Ahir zamanın en yaygın insan tipini mutantlara benzetebiliriz. Modernizm ve vahşi kapitalizmin göz alıcı ışınları yeryüzünde birçok bozulmaya sebebiyet verdi. Hava, su, gıda, din, madde-mana her değeri fesada çevirdi. Karada ve denizde her biri tek başına bir kavmin helakine sebebiyet veren bütün ifsatları destekledi ve yüceltti. Havadan gıdaya, maddeden manaya bütün bu ifsatlar mutant kişilikli insanları doğurdu.

Kimdir bu mutant insanlar?

1. Mutantların sabiteleri yoktur. Onlar menfaatleri neyi gerektiriyorsa onu tercih eden omurgasız, pragmatist varlıklardır:

“Onlar küfür ile iman (inkârcılarla inananlar) arasında bocalayıp durmaktadır. Ne onlara ne de bunlara (ne Müslümanlara yâr olurlar ne de kefirlere). İşte böyle, Allah’ın (kötü niyet ve eyleminden dolayı) sapıklıkta bıraktığı kimseye sen çıkış yolu bulamazsın.” Nisa, 4/143.

Gösterilen Kayıtlar
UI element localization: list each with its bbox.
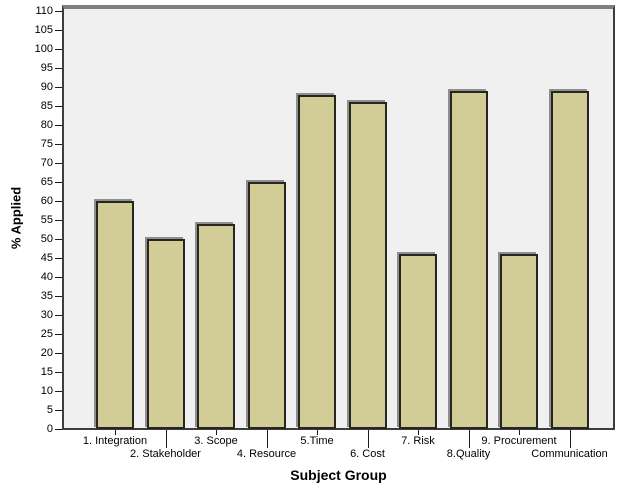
y-tick-label: 85 <box>40 100 53 112</box>
y-tick-label: 110 <box>35 5 53 17</box>
y-tick-mark <box>55 125 62 126</box>
x-tick-mark <box>519 430 520 435</box>
y-tick-label: 95 <box>40 62 53 74</box>
y-tick-label: 20 <box>40 347 53 359</box>
y-tick-mark <box>55 163 62 164</box>
x-category-label: 5.Time <box>300 435 334 447</box>
y-tick-label: 60 <box>40 195 53 207</box>
y-tick-mark <box>55 315 62 316</box>
y-tick-label: 100 <box>34 43 53 55</box>
y-tick-label: 0 <box>46 423 53 435</box>
y-tick-mark <box>55 258 62 259</box>
y-tick-mark <box>55 49 62 50</box>
y-tick-mark <box>55 106 62 107</box>
y-tick-label: 40 <box>40 271 53 283</box>
x-tick-mark <box>367 430 369 448</box>
y-tick-label: 65 <box>40 176 53 188</box>
x-category-label: 4. Resource <box>236 448 297 460</box>
x-category-label: Communication <box>531 448 608 460</box>
bar <box>146 239 185 429</box>
y-tick-label: 70 <box>40 157 53 169</box>
y-tick-label: 35 <box>40 290 53 302</box>
y-tick-mark <box>55 220 62 221</box>
y-tick-mark <box>55 201 62 202</box>
bar <box>298 94 336 429</box>
bar <box>348 102 387 429</box>
y-tick-mark <box>55 11 62 12</box>
y-tick-mark <box>55 68 62 69</box>
bar <box>247 182 286 429</box>
bar <box>500 254 538 429</box>
y-tick-mark <box>55 30 62 31</box>
x-tick-mark <box>569 430 571 448</box>
y-tick-mark <box>55 87 62 88</box>
y-tick-label: 80 <box>40 119 53 131</box>
y-tick-mark <box>55 239 62 240</box>
y-tick-label: 90 <box>40 81 53 93</box>
y-tick-mark <box>55 144 62 145</box>
x-tick-mark <box>317 430 318 435</box>
x-category-label: 8.Quality <box>446 448 491 460</box>
x-tick-mark <box>266 430 268 448</box>
x-tick-mark <box>418 430 419 435</box>
bar <box>96 201 134 429</box>
y-tick-label: 55 <box>40 214 53 226</box>
y-tick-label: 15 <box>40 366 53 378</box>
y-tick-mark <box>55 277 62 278</box>
y-tick-mark <box>55 353 62 354</box>
y-tick-mark <box>55 296 62 297</box>
y-tick-label: 75 <box>40 138 53 150</box>
y-tick-mark <box>55 182 62 183</box>
y-tick-mark <box>55 429 62 430</box>
y-tick-mark <box>55 410 62 411</box>
x-tick-mark <box>468 430 470 448</box>
x-tick-mark <box>115 430 116 435</box>
x-axis-title: Subject Group <box>290 467 387 483</box>
x-category-label: 1. Integration <box>82 435 148 447</box>
y-tick-mark <box>55 391 62 392</box>
bar <box>550 90 589 429</box>
x-category-label: 6. Cost <box>350 448 385 460</box>
x-category-label: 3. Scope <box>194 435 238 447</box>
x-tick-mark <box>165 430 167 448</box>
y-tick-label: 25 <box>40 328 53 340</box>
y-tick-label: 30 <box>40 309 53 321</box>
y-tick-label: 5 <box>46 404 53 416</box>
x-category-label: 7. Risk <box>401 435 435 447</box>
y-tick-label: 105 <box>34 24 53 36</box>
y-axis-title: % Applied <box>8 186 24 250</box>
x-category-label: 9. Procurement <box>481 435 557 447</box>
y-tick-label: 50 <box>40 233 53 245</box>
bar <box>449 90 488 429</box>
y-tick-label: 10 <box>40 385 53 397</box>
bar <box>399 254 437 429</box>
x-tick-mark <box>216 430 217 435</box>
y-tick-mark <box>55 334 62 335</box>
x-category-label: 2. Stakeholder <box>130 448 201 460</box>
y-tick-label: 45 <box>40 252 53 264</box>
bar <box>197 223 235 429</box>
y-tick-mark <box>55 372 62 373</box>
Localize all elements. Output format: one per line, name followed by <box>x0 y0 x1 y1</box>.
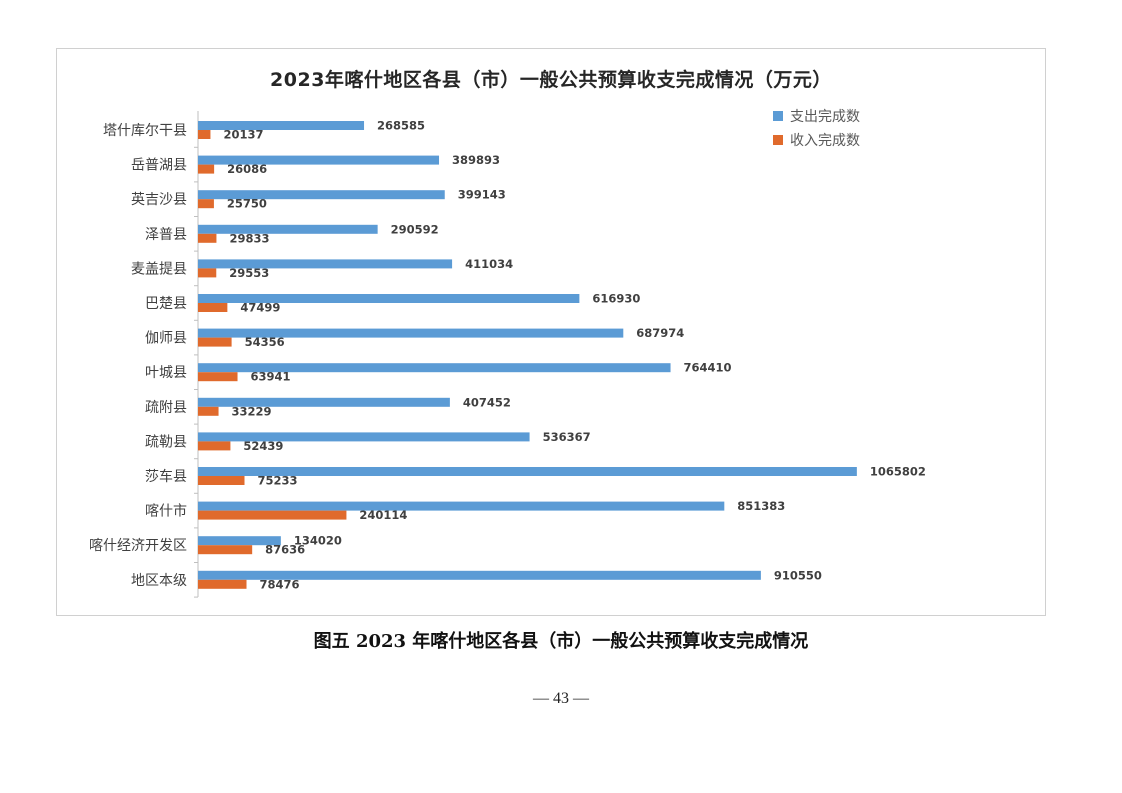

Yazılı Talep
Mutant insanlar üzerine yazının "Ahir zamanın en" ile başlayıp "bu mutant insanlar?" sözlerine kadar süren kısmını, "yeryüzünde" yerine "dünyada" koyarak yeniden yaz. Kayıtların bu işle hiçbir ilgisi yoktur.

Alıştırma Çıktısı
Ahir zamanın en yaygın insan tipini mutantlara benzetebiliriz. Modernizm ve vahşi kapitalizmin göz alıcı ışınları dünyada birçok bozulmaya sebebiyet verdi. Hava, su, gıda, din, madde-mana her değeri fesada çevirdi. Karada ve denizde her biri tek başına bir kavmin helakine sebebiyet veren bütün ifsatları destekledi ve yüceltti. Havadan gıdaya, maddeden manaya bütün bu ifsatlar mutant kişilikli insanları doğurdu.

Kimdir bu mutant insanlar?